*CHALLENGE*: Find the lines with the string "factor" and return them.

Records that describe figures:
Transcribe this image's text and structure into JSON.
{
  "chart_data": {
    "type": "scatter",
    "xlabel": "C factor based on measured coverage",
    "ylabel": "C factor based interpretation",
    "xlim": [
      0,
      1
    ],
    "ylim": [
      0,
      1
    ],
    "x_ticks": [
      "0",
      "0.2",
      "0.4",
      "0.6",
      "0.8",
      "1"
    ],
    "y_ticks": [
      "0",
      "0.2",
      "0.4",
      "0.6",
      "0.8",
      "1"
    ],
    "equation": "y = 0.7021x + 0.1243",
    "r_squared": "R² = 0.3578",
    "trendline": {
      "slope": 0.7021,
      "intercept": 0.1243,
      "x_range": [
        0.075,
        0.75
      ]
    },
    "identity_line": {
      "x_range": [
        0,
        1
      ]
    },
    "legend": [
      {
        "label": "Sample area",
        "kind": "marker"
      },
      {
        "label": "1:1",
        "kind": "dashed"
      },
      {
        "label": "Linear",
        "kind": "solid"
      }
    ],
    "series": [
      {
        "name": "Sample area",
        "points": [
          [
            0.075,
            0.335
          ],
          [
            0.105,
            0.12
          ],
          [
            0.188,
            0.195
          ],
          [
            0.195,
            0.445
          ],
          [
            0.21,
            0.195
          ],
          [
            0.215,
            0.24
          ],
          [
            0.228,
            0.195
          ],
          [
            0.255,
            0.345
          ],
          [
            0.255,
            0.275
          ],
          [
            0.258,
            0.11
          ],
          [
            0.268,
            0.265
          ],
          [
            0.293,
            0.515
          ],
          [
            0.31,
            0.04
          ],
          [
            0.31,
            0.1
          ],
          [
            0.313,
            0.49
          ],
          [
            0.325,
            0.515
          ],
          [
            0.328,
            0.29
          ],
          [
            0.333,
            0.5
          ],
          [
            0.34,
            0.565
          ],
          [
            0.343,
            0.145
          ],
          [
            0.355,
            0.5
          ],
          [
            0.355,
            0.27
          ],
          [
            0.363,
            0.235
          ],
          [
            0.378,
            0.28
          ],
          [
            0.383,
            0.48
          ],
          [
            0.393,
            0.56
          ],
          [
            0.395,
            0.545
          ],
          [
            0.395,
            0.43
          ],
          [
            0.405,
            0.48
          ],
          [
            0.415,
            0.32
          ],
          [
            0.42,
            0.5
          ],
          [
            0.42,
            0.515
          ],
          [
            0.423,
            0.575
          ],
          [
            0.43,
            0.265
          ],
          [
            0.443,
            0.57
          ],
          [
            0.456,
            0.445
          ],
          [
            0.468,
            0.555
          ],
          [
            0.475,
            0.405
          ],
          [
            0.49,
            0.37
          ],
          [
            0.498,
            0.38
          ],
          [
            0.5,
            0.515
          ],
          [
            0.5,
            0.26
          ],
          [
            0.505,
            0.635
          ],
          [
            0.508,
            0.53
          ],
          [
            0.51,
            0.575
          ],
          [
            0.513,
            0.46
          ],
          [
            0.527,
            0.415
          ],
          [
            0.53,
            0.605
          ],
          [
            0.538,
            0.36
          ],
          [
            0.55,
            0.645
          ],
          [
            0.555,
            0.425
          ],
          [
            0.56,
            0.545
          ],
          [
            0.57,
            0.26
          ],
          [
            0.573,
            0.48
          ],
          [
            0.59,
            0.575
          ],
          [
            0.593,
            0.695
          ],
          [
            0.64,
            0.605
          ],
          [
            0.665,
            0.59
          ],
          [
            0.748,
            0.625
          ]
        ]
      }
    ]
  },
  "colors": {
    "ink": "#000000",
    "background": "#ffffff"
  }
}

*SOLUTION*:
    "xlabel": "C factor based on measured coverage",
    "ylabel": "C factor based interpretation",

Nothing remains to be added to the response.